Material for the task:
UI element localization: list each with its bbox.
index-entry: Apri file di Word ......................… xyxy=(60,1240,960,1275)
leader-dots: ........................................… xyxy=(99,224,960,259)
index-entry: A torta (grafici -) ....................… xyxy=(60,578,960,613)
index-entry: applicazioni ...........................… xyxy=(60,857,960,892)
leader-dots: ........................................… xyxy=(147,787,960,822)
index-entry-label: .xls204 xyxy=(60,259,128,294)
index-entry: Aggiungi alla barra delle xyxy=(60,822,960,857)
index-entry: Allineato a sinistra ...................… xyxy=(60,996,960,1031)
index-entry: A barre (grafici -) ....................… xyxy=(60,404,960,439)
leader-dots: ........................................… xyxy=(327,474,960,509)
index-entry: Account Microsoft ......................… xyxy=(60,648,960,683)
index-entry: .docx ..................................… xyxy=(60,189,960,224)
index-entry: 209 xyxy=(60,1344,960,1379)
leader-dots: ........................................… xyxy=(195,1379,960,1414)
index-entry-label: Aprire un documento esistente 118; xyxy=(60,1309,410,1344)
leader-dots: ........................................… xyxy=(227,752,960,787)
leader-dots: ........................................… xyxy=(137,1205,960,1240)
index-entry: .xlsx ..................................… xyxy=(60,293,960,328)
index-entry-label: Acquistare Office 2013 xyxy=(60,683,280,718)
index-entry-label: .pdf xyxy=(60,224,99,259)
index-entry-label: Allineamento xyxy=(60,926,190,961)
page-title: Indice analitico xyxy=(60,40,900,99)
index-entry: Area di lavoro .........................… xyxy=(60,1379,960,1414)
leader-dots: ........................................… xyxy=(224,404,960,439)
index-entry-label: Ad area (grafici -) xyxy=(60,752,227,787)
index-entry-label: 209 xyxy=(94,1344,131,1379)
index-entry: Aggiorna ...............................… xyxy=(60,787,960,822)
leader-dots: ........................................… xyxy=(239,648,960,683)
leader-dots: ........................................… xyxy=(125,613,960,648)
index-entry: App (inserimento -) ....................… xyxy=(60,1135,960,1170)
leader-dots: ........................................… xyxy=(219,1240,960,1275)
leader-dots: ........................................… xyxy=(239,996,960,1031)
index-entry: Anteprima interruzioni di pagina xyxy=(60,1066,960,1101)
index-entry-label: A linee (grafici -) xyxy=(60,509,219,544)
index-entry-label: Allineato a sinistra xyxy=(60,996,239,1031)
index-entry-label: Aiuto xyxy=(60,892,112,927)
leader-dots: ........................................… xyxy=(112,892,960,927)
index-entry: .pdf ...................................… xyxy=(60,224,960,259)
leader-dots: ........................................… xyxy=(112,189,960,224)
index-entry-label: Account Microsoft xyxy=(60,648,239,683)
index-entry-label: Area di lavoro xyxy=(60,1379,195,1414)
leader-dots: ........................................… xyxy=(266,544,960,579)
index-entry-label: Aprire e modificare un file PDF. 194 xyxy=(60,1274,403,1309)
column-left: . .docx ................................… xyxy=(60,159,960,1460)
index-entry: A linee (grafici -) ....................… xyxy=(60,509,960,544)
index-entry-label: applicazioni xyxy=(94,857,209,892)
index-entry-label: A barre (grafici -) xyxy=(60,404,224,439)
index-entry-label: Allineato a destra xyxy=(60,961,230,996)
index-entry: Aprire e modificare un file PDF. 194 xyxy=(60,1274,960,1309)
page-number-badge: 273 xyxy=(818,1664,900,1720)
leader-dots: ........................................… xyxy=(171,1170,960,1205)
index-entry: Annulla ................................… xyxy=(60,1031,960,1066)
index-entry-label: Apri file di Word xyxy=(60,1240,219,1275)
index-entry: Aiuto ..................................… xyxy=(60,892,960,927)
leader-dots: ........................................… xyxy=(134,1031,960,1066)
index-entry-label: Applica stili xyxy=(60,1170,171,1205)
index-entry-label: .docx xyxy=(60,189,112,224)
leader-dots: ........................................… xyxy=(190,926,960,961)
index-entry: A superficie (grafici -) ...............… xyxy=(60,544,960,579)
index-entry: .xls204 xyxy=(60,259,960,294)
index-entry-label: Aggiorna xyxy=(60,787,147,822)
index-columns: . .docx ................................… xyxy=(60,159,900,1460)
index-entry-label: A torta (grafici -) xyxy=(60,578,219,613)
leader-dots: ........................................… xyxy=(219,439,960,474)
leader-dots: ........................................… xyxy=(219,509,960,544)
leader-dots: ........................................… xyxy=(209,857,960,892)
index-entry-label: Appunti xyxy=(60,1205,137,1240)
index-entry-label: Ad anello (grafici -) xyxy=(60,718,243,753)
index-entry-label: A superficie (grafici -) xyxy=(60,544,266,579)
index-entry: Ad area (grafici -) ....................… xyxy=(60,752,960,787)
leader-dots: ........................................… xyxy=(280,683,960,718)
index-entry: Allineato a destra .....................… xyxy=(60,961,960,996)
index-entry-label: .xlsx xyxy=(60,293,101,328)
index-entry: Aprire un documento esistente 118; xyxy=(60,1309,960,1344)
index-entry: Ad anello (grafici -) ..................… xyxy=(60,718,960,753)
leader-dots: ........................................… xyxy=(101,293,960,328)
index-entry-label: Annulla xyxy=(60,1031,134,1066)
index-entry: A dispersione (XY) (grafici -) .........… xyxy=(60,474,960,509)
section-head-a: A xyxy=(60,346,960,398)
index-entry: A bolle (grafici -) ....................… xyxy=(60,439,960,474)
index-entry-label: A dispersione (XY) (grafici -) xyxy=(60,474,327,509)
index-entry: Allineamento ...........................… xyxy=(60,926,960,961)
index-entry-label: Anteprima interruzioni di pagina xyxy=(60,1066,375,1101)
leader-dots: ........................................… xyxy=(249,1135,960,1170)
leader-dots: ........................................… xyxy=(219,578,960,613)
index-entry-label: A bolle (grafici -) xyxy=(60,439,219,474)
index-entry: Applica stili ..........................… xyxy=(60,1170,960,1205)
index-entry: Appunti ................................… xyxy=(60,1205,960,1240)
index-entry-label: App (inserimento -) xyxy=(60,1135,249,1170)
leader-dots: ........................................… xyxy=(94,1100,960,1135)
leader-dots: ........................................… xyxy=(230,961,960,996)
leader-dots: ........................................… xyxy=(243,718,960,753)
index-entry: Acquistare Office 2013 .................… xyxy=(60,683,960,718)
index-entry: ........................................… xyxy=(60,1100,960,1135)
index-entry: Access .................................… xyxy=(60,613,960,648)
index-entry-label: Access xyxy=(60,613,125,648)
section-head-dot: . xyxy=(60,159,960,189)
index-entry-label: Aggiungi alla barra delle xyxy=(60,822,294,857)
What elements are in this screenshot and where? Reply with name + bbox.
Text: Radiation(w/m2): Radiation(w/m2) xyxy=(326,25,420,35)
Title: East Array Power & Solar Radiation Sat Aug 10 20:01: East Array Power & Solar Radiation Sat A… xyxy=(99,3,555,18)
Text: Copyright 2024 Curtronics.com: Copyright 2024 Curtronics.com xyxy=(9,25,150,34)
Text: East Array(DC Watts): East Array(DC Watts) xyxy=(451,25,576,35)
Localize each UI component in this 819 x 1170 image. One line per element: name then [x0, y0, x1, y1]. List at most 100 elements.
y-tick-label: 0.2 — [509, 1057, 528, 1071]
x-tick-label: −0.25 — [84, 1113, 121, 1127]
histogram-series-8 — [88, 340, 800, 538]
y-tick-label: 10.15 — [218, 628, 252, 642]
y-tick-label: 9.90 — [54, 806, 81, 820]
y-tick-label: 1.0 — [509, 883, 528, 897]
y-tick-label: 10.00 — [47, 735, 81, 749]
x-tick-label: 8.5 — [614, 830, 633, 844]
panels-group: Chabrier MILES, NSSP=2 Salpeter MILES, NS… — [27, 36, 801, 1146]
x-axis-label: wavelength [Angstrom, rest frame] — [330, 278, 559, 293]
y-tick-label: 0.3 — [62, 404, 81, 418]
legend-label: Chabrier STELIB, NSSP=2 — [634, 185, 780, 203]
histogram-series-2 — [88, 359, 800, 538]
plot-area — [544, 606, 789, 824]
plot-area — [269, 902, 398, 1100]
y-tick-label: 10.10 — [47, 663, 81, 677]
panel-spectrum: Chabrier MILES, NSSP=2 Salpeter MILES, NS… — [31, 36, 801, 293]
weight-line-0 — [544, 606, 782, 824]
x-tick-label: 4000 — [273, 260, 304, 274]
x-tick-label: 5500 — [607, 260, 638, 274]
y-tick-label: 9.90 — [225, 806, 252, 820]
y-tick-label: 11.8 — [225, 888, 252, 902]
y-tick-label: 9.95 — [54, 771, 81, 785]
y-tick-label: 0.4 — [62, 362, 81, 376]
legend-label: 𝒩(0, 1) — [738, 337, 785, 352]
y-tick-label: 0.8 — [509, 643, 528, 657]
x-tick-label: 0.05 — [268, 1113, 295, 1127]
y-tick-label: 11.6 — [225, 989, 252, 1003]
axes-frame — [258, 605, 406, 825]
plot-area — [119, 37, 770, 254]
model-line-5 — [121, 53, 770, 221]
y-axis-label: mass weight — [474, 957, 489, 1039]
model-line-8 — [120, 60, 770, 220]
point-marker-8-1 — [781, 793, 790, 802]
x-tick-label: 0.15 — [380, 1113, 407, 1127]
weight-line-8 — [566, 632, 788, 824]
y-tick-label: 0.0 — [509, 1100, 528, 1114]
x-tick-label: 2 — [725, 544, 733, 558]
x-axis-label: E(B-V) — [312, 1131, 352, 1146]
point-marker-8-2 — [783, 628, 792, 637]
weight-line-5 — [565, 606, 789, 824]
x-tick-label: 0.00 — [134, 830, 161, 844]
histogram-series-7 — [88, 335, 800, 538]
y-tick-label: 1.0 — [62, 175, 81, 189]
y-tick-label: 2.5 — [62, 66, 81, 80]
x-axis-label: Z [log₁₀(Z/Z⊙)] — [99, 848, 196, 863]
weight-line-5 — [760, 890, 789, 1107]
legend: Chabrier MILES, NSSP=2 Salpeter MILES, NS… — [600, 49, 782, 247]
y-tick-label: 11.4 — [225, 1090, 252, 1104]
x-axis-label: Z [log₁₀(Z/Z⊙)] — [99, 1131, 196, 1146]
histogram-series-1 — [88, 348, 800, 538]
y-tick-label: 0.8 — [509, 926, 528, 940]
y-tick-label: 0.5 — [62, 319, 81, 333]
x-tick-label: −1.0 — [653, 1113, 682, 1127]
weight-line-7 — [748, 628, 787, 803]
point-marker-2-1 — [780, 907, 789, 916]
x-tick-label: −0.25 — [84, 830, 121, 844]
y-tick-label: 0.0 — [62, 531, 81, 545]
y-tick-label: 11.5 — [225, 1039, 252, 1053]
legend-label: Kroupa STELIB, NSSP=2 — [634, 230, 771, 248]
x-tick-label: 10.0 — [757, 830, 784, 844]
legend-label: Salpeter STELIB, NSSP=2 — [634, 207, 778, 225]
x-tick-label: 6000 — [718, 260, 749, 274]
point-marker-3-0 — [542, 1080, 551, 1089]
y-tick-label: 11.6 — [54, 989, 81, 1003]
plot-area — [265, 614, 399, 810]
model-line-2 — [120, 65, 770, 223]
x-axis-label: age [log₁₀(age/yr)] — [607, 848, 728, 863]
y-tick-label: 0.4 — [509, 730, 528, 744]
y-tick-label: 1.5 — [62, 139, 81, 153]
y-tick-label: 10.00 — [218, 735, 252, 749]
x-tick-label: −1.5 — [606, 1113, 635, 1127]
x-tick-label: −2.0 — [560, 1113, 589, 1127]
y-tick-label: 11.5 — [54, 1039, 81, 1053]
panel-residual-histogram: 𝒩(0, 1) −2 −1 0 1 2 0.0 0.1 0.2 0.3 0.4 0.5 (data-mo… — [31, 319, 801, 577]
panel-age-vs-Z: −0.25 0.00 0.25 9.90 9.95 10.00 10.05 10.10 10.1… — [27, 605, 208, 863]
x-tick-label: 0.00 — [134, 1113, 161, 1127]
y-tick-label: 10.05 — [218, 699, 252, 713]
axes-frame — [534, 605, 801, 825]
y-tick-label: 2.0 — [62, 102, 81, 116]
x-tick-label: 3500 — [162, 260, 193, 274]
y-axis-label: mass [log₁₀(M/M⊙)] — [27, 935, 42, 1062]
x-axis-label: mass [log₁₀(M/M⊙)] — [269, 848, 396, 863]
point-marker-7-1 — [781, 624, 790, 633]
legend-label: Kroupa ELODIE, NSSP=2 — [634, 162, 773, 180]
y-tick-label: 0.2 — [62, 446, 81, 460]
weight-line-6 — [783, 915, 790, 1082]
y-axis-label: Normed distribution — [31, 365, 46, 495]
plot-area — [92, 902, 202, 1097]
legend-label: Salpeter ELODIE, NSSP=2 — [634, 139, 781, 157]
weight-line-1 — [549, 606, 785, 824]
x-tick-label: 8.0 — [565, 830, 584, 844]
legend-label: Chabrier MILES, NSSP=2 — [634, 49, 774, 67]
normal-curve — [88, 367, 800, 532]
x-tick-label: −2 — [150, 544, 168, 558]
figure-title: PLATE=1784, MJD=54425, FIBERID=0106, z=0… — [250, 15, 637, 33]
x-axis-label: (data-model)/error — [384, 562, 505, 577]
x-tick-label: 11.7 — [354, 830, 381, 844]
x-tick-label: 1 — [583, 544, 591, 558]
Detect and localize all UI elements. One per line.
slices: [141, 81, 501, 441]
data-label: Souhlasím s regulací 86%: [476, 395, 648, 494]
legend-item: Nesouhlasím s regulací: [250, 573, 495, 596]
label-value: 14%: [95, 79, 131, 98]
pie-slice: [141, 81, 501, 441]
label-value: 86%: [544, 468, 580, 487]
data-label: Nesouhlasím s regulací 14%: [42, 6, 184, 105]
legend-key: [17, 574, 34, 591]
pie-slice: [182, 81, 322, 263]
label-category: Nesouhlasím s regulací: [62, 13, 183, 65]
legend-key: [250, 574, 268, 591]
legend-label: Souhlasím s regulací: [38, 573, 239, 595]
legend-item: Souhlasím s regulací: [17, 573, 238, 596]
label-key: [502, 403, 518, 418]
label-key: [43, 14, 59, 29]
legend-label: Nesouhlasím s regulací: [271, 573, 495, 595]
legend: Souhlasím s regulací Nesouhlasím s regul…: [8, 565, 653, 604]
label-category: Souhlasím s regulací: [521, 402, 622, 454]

Request:
Please repeat the lines word for word, from the first line of the records up to and including the line with "index-entry: A torta".

The response:
UI element localization: list each with its bbox.
index-entry: Apri file di Word ......................… xyxy=(60,1240,960,1275)
leader-dots: ........................................… xyxy=(99,224,960,259)
index-entry: A torta (grafici -) ....................… xyxy=(60,578,960,613)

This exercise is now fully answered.